** Start MATERIALS PROVIDED **

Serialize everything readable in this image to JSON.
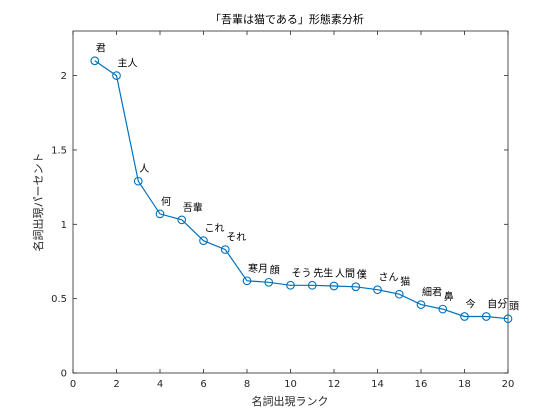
{
  "chart_data": {
    "type": "line",
    "title": "「吾輩は猫である」形態素分析",
    "xlabel": "名詞出現ランク",
    "ylabel": "名詞出現パーセント",
    "xlim": [
      0,
      20
    ],
    "ylim": [
      0,
      2.3
    ],
    "xticks": [
      "0",
      "2",
      "4",
      "6",
      "8",
      "10",
      "12",
      "14",
      "16",
      "18",
      "20"
    ],
    "yticks": [
      "0",
      "0.5",
      "1",
      "1.5",
      "2"
    ],
    "grid": false,
    "marker": "circle",
    "line_color": "#0072BD",
    "x": [
      1,
      2,
      3,
      4,
      5,
      6,
      7,
      8,
      9,
      10,
      11,
      12,
      13,
      14,
      15,
      16,
      17,
      18,
      19,
      20
    ],
    "y": [
      2.1,
      2.0,
      1.29,
      1.07,
      1.03,
      0.89,
      0.83,
      0.62,
      0.61,
      0.59,
      0.59,
      0.585,
      0.58,
      0.56,
      0.53,
      0.46,
      0.43,
      0.38,
      0.38,
      0.365
    ],
    "labels": [
      "君",
      "主人",
      "人",
      "何",
      "吾輩",
      "これ",
      "それ",
      "寒月",
      "顔",
      "そう",
      "先生",
      "人間",
      "僕",
      "さん",
      "猫",
      "細君",
      "鼻",
      "今",
      "自分",
      "頭"
    ]
  }
}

** End MATERIALS PROVIDED **

Your task is to return the entries above exactly, with no pictures.

Serialize everything readable in this image to JSON.
{
  "chart_data": {
    "type": "line",
    "title": "「吾輩は猫である」形態素分析",
    "xlabel": "名詞出現ランク",
    "ylabel": "名詞出現パーセント",
    "xlim": [
      0,
      20
    ],
    "ylim": [
      0,
      2.3
    ],
    "xticks": [
      "0",
      "2",
      "4",
      "6",
      "8",
      "10",
      "12",
      "14",
      "16",
      "18",
      "20"
    ],
    "yticks": [
      "0",
      "0.5",
      "1",
      "1.5",
      "2"
    ],
    "grid": false,
    "marker": "circle",
    "line_color": "#0072BD",
    "x": [
      1,
      2,
      3,
      4,
      5,
      6,
      7,
      8,
      9,
      10,
      11,
      12,
      13,
      14,
      15,
      16,
      17,
      18,
      19,
      20
    ],
    "y": [
      2.1,
      2.0,
      1.29,
      1.07,
      1.03,
      0.89,
      0.83,
      0.62,
      0.61,
      0.59,
      0.59,
      0.585,
      0.58,
      0.56,
      0.53,
      0.46,
      0.43,
      0.38,
      0.38,
      0.365
    ],
    "labels": [
      "君",
      "主人",
      "人",
      "何",
      "吾輩",
      "これ",
      "それ",
      "寒月",
      "顔",
      "そう",
      "先生",
      "人間",
      "僕",
      "さん",
      "猫",
      "細君",
      "鼻",
      "今",
      "自分",
      "頭"
    ]
  }
}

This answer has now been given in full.